WHAT IS ASKED:
The records below should be written out again, exactly.

RECORDS SHOWN:
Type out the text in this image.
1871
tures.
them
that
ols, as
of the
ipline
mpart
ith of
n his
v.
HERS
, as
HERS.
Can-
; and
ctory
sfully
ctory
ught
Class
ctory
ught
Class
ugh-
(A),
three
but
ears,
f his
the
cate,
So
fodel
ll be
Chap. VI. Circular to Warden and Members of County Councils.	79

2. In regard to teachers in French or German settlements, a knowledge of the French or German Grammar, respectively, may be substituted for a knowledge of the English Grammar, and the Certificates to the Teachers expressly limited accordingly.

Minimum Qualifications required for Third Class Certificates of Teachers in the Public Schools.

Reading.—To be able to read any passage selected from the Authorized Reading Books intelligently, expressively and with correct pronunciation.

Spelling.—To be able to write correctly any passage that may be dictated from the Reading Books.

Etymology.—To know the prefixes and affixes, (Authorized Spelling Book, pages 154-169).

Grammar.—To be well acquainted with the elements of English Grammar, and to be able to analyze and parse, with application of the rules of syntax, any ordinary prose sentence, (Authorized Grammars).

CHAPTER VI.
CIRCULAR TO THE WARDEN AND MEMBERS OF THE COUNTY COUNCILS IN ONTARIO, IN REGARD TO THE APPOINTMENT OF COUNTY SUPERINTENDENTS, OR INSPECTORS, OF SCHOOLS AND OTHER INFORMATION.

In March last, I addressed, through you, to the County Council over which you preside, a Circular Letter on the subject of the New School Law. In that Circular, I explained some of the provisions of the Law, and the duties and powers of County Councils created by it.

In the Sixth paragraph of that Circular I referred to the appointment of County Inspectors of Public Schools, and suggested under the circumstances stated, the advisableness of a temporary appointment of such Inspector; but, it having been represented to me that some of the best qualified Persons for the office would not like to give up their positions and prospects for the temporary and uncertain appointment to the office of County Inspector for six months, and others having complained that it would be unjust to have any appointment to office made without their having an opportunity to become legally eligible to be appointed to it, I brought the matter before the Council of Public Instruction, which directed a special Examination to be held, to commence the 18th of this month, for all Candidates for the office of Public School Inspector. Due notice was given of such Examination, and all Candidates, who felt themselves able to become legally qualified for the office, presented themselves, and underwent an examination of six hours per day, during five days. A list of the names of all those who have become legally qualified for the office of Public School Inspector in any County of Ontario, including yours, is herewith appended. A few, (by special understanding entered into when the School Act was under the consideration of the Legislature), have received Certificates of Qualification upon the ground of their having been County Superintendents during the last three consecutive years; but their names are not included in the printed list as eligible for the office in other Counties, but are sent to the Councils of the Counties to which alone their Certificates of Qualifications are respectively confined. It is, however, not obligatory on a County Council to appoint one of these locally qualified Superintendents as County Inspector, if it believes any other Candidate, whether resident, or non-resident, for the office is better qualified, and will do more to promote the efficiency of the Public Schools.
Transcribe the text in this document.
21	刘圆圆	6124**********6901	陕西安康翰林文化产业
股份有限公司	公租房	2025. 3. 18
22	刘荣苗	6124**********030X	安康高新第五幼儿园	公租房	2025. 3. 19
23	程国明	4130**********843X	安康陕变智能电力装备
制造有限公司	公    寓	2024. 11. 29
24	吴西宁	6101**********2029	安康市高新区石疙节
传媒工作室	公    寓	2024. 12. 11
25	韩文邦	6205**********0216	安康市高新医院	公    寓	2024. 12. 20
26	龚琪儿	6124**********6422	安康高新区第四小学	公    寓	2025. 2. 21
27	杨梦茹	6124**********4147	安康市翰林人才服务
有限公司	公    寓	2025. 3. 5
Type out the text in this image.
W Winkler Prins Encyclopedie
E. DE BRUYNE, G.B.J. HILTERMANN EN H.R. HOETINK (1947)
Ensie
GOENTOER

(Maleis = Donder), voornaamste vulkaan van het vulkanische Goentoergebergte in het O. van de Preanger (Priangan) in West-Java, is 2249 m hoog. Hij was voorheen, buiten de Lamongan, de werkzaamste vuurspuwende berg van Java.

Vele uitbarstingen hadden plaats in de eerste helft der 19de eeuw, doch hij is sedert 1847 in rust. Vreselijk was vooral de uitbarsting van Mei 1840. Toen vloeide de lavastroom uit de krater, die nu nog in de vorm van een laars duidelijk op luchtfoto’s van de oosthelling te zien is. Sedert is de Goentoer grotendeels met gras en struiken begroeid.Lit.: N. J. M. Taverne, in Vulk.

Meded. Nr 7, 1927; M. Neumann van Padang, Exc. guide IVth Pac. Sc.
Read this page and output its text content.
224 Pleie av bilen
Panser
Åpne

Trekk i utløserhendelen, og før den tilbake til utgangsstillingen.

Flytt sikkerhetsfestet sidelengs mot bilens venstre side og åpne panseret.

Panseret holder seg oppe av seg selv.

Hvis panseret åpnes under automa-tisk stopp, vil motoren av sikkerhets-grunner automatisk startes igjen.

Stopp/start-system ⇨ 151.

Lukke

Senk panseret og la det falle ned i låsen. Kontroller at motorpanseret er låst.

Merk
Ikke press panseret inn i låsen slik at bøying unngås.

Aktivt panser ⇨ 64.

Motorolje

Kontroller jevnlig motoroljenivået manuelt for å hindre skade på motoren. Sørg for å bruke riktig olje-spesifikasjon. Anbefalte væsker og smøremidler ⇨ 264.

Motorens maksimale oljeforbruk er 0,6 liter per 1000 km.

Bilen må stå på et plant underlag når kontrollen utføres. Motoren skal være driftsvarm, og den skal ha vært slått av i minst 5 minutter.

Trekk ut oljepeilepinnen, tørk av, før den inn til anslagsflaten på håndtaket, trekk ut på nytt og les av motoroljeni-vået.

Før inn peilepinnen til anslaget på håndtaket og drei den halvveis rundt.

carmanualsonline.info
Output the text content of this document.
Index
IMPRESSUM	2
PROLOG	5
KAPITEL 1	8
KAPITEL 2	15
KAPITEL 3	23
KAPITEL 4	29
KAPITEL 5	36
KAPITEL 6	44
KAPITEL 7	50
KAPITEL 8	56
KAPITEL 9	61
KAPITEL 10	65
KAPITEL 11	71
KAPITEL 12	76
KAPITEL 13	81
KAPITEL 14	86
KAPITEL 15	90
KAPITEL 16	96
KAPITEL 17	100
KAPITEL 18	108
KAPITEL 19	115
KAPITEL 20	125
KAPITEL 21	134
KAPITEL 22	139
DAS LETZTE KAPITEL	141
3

EXERCISE RESULT:
Type out the text in this image.
1871
tures.
them
that
ols, as
of the
ipline
mpart
ith of
n his
v.
HERS
, as
HERS.
Can-
; and
ctory
sfully
ctory
ught
Class
ctory
ught
Class
ugh-
(A),
three
but
ears,
f his
the
cate,
So
fodel
ll be
Chap. VI. Circular to Warden and Members of County Councils.	79

2. In regard to teachers in French or German settlements, a knowledge of the French or German Grammar, respectively, may be substituted for a knowledge of the English Grammar, and the Certificates to the Teachers expressly limited accordingly.

Minimum Qualifications required for Third Class Certificates of Teachers in the Public Schools.

Reading.—To be able to read any passage selected from the Authorized Reading Books intelligently, expressively and with correct pronunciation.

Spelling.—To be able to write correctly any passage that may be dictated from the Reading Books.

Etymology.—To know the prefixes and affixes, (Authorized Spelling Book, pages 154-169).

Grammar.—To be well acquainted with the elements of English Grammar, and to be able to analyze and parse, with application of the rules of syntax, any ordinary prose sentence, (Authorized Grammars).

CHAPTER VI.
CIRCULAR TO THE WARDEN AND MEMBERS OF THE COUNTY COUNCILS IN ONTARIO, IN REGARD TO THE APPOINTMENT OF COUNTY SUPERINTENDENTS, OR INSPECTORS, OF SCHOOLS AND OTHER INFORMATION.

In March last, I addressed, through you, to the County Council over which you preside, a Circular Letter on the subject of the New School Law. In that Circular, I explained some of the provisions of the Law, and the duties and powers of County Councils created by it.

In the Sixth paragraph of that Circular I referred to the appointment of County Inspectors of Public Schools, and suggested under the circumstances stated, the advisableness of a temporary appointment of such Inspector; but, it having been represented to me that some of the best qualified Persons for the office would not like to give up their positions and prospects for the temporary and uncertain appointment to the office of County Inspector for six months, and others having complained that it would be unjust to have any appointment to office made without their having an opportunity to become legally eligible to be appointed to it, I brought the matter before the Council of Public Instruction, which directed a special Examination to be held, to commence the 18th of this month, for all Candidates for the office of Public School Inspector. Due notice was given of such Examination, and all Candidates, who felt themselves able to become legally qualified for the office, presented themselves, and underwent an examination of six hours per day, during five days. A list of the names of all those who have become legally qualified for the office of Public School Inspector in any County of Ontario, including yours, is herewith appended. A few, (by special understanding entered into when the School Act was under the consideration of the Legislature), have received Certificates of Qualification upon the ground of their having been County Superintendents during the last three consecutive years; but their names are not included in the printed list as eligible for the office in other Counties, but are sent to the Councils of the Counties to which alone their Certificates of Qualifications are respectively confined. It is, however, not obligatory on a County Council to appoint one of these locally qualified Superintendents as County Inspector, if it believes any other Candidate, whether resident, or non-resident, for the office is better qualified, and will do more to promote the efficiency of the Public Schools.
Transcribe the text in this document.
21	刘圆圆	6124**********6901	陕西安康翰林文化产业
股份有限公司	公租房	2025. 3. 18
22	刘荣苗	6124**********030X	安康高新第五幼儿园	公租房	2025. 3. 19
23	程国明	4130**********843X	安康陕变智能电力装备
制造有限公司	公    寓	2024. 11. 29
24	吴西宁	6101**********2029	安康市高新区石疙节
传媒工作室	公    寓	2024. 12. 11
25	韩文邦	6205**********0216	安康市高新医院	公    寓	2024. 12. 20
26	龚琪儿	6124**********6422	安康高新区第四小学	公    寓	2025. 2. 21
27	杨梦茹	6124**********4147	安康市翰林人才服务
有限公司	公    寓	2025. 3. 5
Type out the text in this image.
W Winkler Prins Encyclopedie
E. DE BRUYNE, G.B.J. HILTERMANN EN H.R. HOETINK (1947)
Ensie
GOENTOER

(Maleis = Donder), voornaamste vulkaan van het vulkanische Goentoergebergte in het O. van de Preanger (Priangan) in West-Java, is 2249 m hoog. Hij was voorheen, buiten de Lamongan, de werkzaamste vuurspuwende berg van Java.

Vele uitbarstingen hadden plaats in de eerste helft der 19de eeuw, doch hij is sedert 1847 in rust. Vreselijk was vooral de uitbarsting van Mei 1840. Toen vloeide de lavastroom uit de krater, die nu nog in de vorm van een laars duidelijk op luchtfoto’s van de oosthelling te zien is. Sedert is de Goentoer grotendeels met gras en struiken begroeid.Lit.: N. J. M. Taverne, in Vulk.

Meded. Nr 7, 1927; M. Neumann van Padang, Exc. guide IVth Pac. Sc.
Read this page and output its text content.
224 Pleie av bilen
Panser
Åpne

Trekk i utløserhendelen, og før den tilbake til utgangsstillingen.

Flytt sikkerhetsfestet sidelengs mot bilens venstre side og åpne panseret.

Panseret holder seg oppe av seg selv.

Hvis panseret åpnes under automa-tisk stopp, vil motoren av sikkerhets-grunner automatisk startes igjen.

Stopp/start-system ⇨ 151.

Lukke

Senk panseret og la det falle ned i låsen. Kontroller at motorpanseret er låst.

Merk
Ikke press panseret inn i låsen slik at bøying unngås.

Aktivt panser ⇨ 64.

Motorolje

Kontroller jevnlig motoroljenivået manuelt for å hindre skade på motoren. Sørg for å bruke riktig olje-spesifikasjon. Anbefalte væsker og smøremidler ⇨ 264.

Motorens maksimale oljeforbruk er 0,6 liter per 1000 km.

Bilen må stå på et plant underlag når kontrollen utføres. Motoren skal være driftsvarm, og den skal ha vært slått av i minst 5 minutter.

Trekk ut oljepeilepinnen, tørk av, før den inn til anslagsflaten på håndtaket, trekk ut på nytt og les av motoroljeni-vået.

Før inn peilepinnen til anslaget på håndtaket og drei den halvveis rundt.

carmanualsonline.info
Output the text content of this document.
Index
IMPRESSUM	2
PROLOG	5
KAPITEL 1	8
KAPITEL 2	15
KAPITEL 3	23
KAPITEL 4	29
KAPITEL 5	36
KAPITEL 6	44
KAPITEL 7	50
KAPITEL 8	56
KAPITEL 9	61
KAPITEL 10	65
KAPITEL 11	71
KAPITEL 12	76
KAPITEL 13	81
KAPITEL 14	86
KAPITEL 15	90
KAPITEL 16	96
KAPITEL 17	100
KAPITEL 18	108
KAPITEL 19	115
KAPITEL 20	125
KAPITEL 21	134
KAPITEL 22	139
DAS LETZTE KAPITEL	141
3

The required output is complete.